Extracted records
⟨
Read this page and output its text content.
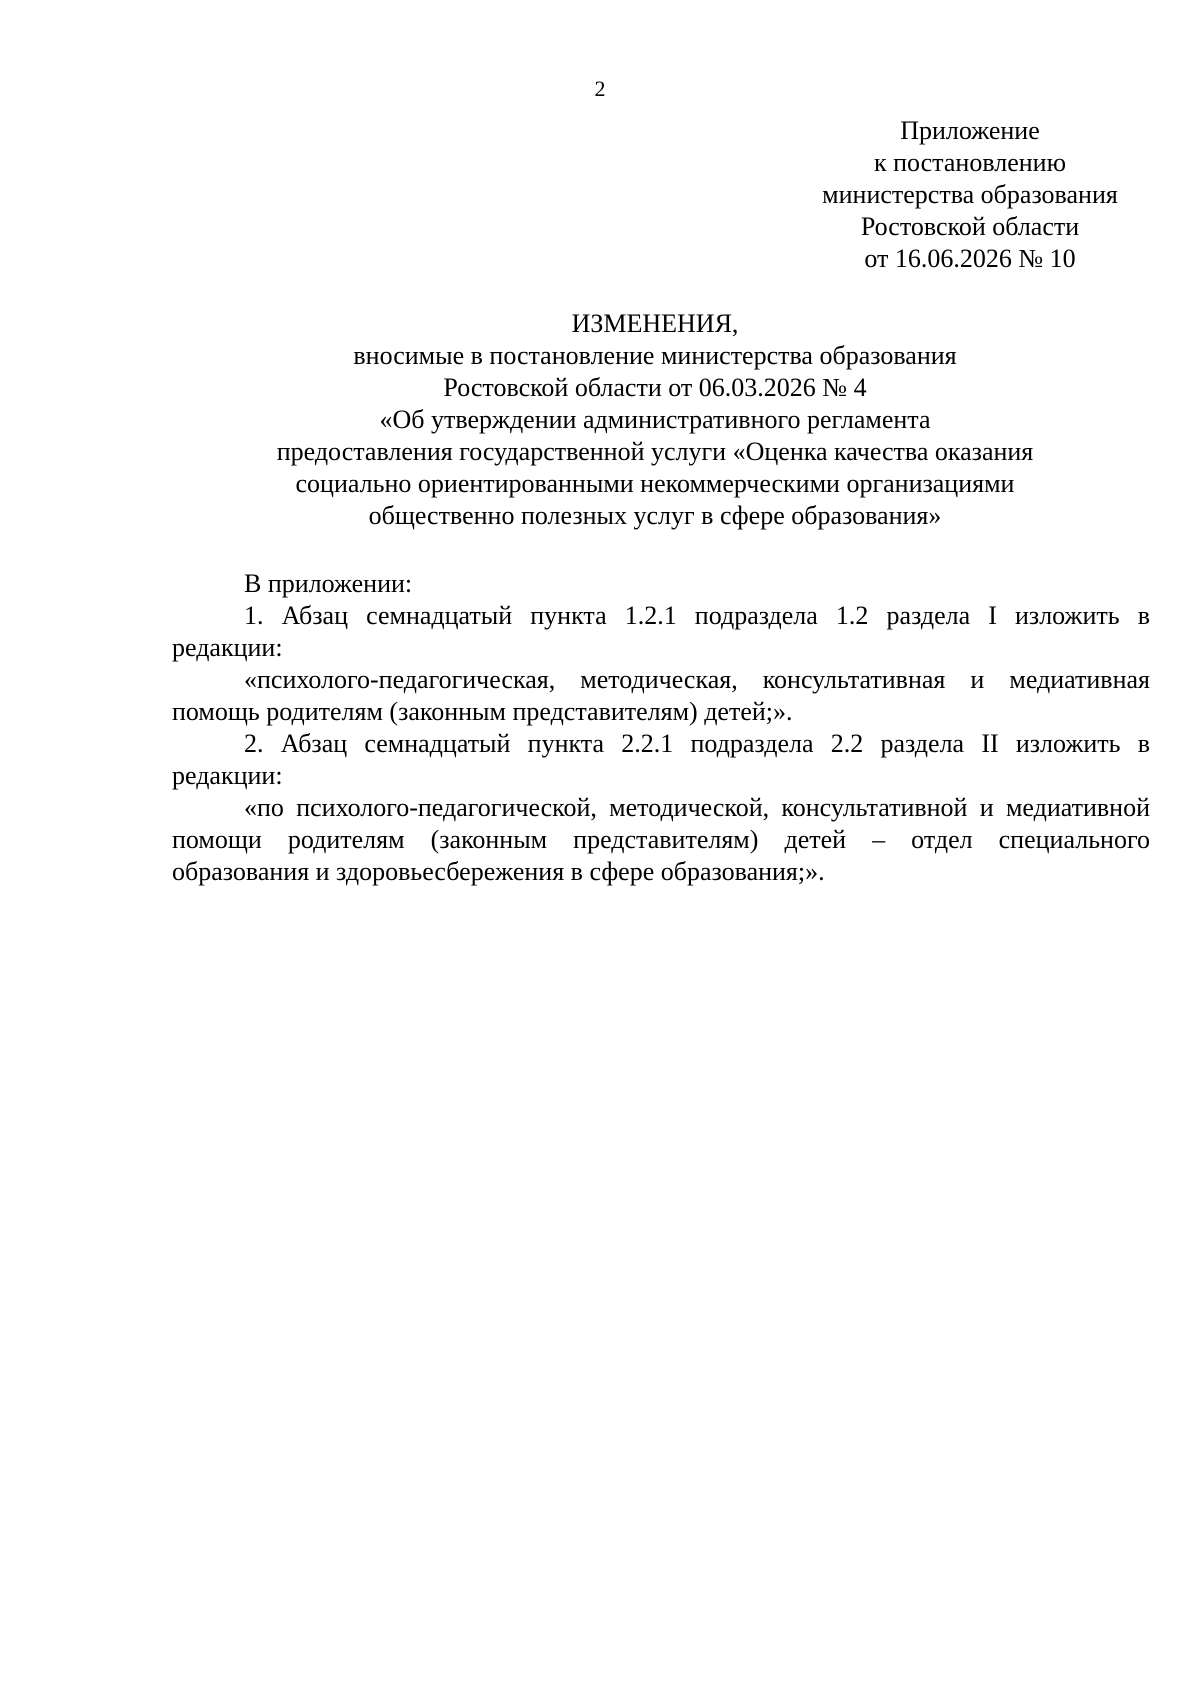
2
Приложение
к постановлению
министерства образования
Ростовской области
от 16.06.2026 № 10
ИЗМЕНЕНИЯ,
вносимые в постановление министерства образования
Ростовской области от 06.03.2026 № 4
«Об утверждении административного регламента
предоставления государственной услуги «Оценка качества оказания
социально ориентированными некоммерческими организациями
общественно полезных услуг в сфере образования»

В приложении:

1. Абзац семнадцатый пункта 1.2.1 подраздела 1.2 раздела I изложить в редакции:

«психолого-педагогическая, методическая, консультативная и медиативная помощь родителям (законным представителям) детей;».

2. Абзац семнадцатый пункта 2.2.1 подраздела 2.2 раздела II изложить в редакции:

«по психолого-педагогической, методической, консультативной и медиативной помощи родителям (законным представителям) детей – отдел специального образования и здоровьесбережения в сфере образования;».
⟩
Please set down each line of the data above exactly as written, without the pictures.

Read this page and output its text content.
2
Приложение
к постановлению
министерства образования
Ростовской области
от 16.06.2026 № 10
ИЗМЕНЕНИЯ,
вносимые в постановление министерства образования
Ростовской области от 06.03.2026 № 4
«Об утверждении административного регламента
предоставления государственной услуги «Оценка качества оказания
социально ориентированными некоммерческими организациями
общественно полезных услуг в сфере образования»

В приложении:

1. Абзац семнадцатый пункта 1.2.1 подраздела 1.2 раздела I изложить в редакции:

«психолого-педагогическая, методическая, консультативная и медиативная помощь родителям (законным представителям) детей;».

2. Абзац семнадцатый пункта 2.2.1 подраздела 2.2 раздела II изложить в редакции:

«по психолого-педагогической, методической, консультативной и медиативной помощи родителям (законным представителям) детей – отдел специального образования и здоровьесбережения в сфере образования;».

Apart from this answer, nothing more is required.